In the polarized case no similar constraints
exist. Hence the valence part of the
$\int_0^1[g_1^p(x,Q^2)-g_1^n(x,Q^2)]dx$,
i.e. ${1\over 6}\int_0^1[\Delta u_v(x,Q^2)-\Delta d_v(x,Q^2)]dx$
is unknown. To determine the sign of the sea term
${1\over 3}\int_0^1[\Delta u_s(x,Q^2)-\Delta d_s(x,Q^2)]dx$,
one needs to measure $\Delta u_v(x,Q^2)-\Delta d_v(x,Q^2)$
independently in addition to $g_1^p$ and $g_1^n$.


\section{SECOND SPIN-DEPENDENT STRUCTURE FUNCTION.}

For the second spin-dependent structure function $g_2$,
we will not discuss the sea contributions and only
briefly present the results given by the valence
contribution, so the subscript `$val$' will be omitted
below. But bear in mind that these results, including
only valence quarks, may have substantial modifications
in the small-$x$ region as we have seen in the $g_1$ case.
The model results for $g_2^{(p,n)}$ are shown in Fig. 11a.
It can be shown that in the SU(6)
symmetric limit ($\xi$=1), $g_1=g_T$, hence
$g_2^{(p,n)}(x, Q^2)=0$ and $\int_0^1g_2^{(p,n)}(x, Q^2)dx=0$,
{\it i.e.} the Burkhardt-Cottingham (B-C) sum rule
is fulfilled. For SU(6) symmetry breaking wave function,
$\int_0^1g_2^p(x, Q^2)dx\simeq 0$,
{\it i.e.} the B-C sum rule is approximately fulfilled.
Similarly, $\int_0^1g_2^n(x, Q^2)dx$ is also very small
(10$^{-3}$) within the model. A comparison of $g_2^p(x)$
given by different models is shown in Fig. 11b. The
model dependence is easily seen, all models, however,
give qualitatively similar results, {\it i.e.} $g_2(x)$
starts positive from $x\simeq 0$, changes its sign at
some $x=x_0$ and after passing through a minimum it
tends to zero. There are two distinctions between our
result and those given by other models: (i) our $g_2$
is smaller than $(g_2)_{\rm MIT}$ and $(g_2)_{\rm SST}$
in the wide range of $x$ and (ii) our $x_0$ ($\sim$0.15)

§ Things to do
• a. Answer these questions from the passage on spin-dependent structure functions:
(i) Besides g_1^p and g_1^n, what needs to be measured on its own to determine the sign of the sea term?
(ii) Which sum rule is fulfilled in the SU(6) symmetric limit?
(iii) About how small is the integral of g_2^n within the model?
• b. Extend the passage on spin-dependent structure functions, picking up right after the last words shown.
The items that come next have no connection to the passage on spin-dependent structure functions.

§ Supplied material

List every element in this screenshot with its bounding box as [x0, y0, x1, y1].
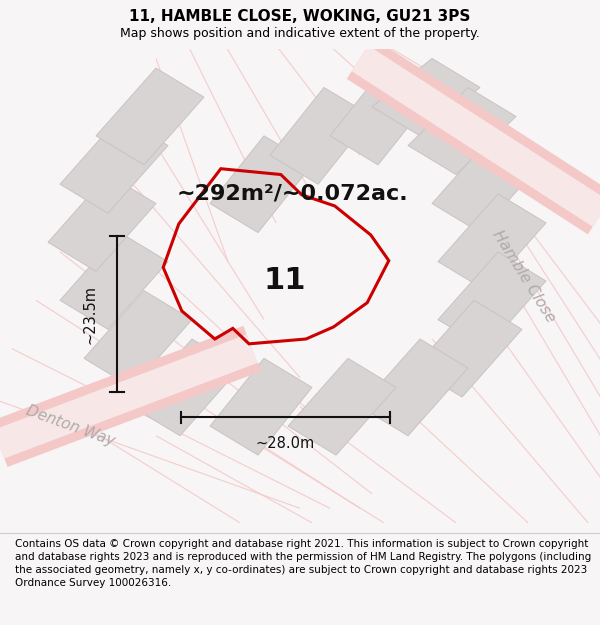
Polygon shape: [330, 68, 432, 165]
Polygon shape: [132, 339, 240, 436]
Text: 11, HAMBLE CLOSE, WOKING, GU21 3PS: 11, HAMBLE CLOSE, WOKING, GU21 3PS: [130, 9, 470, 24]
Polygon shape: [432, 136, 540, 232]
Polygon shape: [408, 88, 516, 174]
Polygon shape: [360, 339, 468, 436]
Polygon shape: [438, 252, 546, 349]
Polygon shape: [96, 68, 204, 165]
Text: ~23.5m: ~23.5m: [83, 285, 98, 344]
Text: Map shows position and indicative extent of the property.: Map shows position and indicative extent…: [120, 27, 480, 40]
Text: ~292m²/~0.072ac.: ~292m²/~0.072ac.: [177, 184, 409, 204]
Polygon shape: [60, 232, 168, 329]
Polygon shape: [84, 291, 192, 388]
Polygon shape: [60, 116, 168, 213]
Polygon shape: [270, 88, 372, 184]
Text: Denton Way: Denton Way: [24, 403, 117, 449]
Polygon shape: [372, 58, 480, 136]
Text: 11: 11: [264, 266, 306, 296]
Polygon shape: [438, 194, 546, 291]
Polygon shape: [210, 136, 312, 232]
Text: Contains OS data © Crown copyright and database right 2021. This information is : Contains OS data © Crown copyright and d…: [15, 539, 591, 588]
Polygon shape: [414, 300, 522, 397]
Polygon shape: [210, 358, 312, 455]
Text: ~28.0m: ~28.0m: [256, 436, 315, 451]
Polygon shape: [48, 174, 156, 271]
Text: Hamble Close: Hamble Close: [489, 228, 557, 325]
Polygon shape: [288, 358, 396, 455]
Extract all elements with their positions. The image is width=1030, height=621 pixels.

§ Outputs by task
• a.
(i) Δu_v(x,Q²) − Δd_v(x,Q²)
(ii) The Burkhardt-Cottingham (B-C) sum rule
(iii) About 10⁻³

• b.
is lower than $(x_0)_{\rm SST}$ ($\sim$0.25) and
$(x_0)_{\rm MIT}$ ($\sim$0.30).

Unlike the unpolarized structure functions
and $g_1$ of nucleon, the second spin structure
function $g_2(x)$ involves contributions from
the quark-gluon correlations and quark
mass effects even in the large $Q^2$ limit. In
the formalism of operator product expansion, these
contributions come from local operators having
twist-three. The structure function $g_2(x)$ can
be decomposed into the two different twist pieces:

\begin{equation}
$$g_2(x)=g_2^{WW}(x)+{\bar g}_2(x)
$$
\end{equation}
where \cite{wandzura77}

\begin{equation}
$$g_2^{WW}(x, Q^2)=-g_1(x, Q^2)+\int_x^1dyg_1(y, Q^2)/y
$$
\end{equation}
is twist-2 piece and

\begin{equation}
$${\bar g}_2(x, Q^2)=g_1(x, Q^2)+g_2(x, Q^2)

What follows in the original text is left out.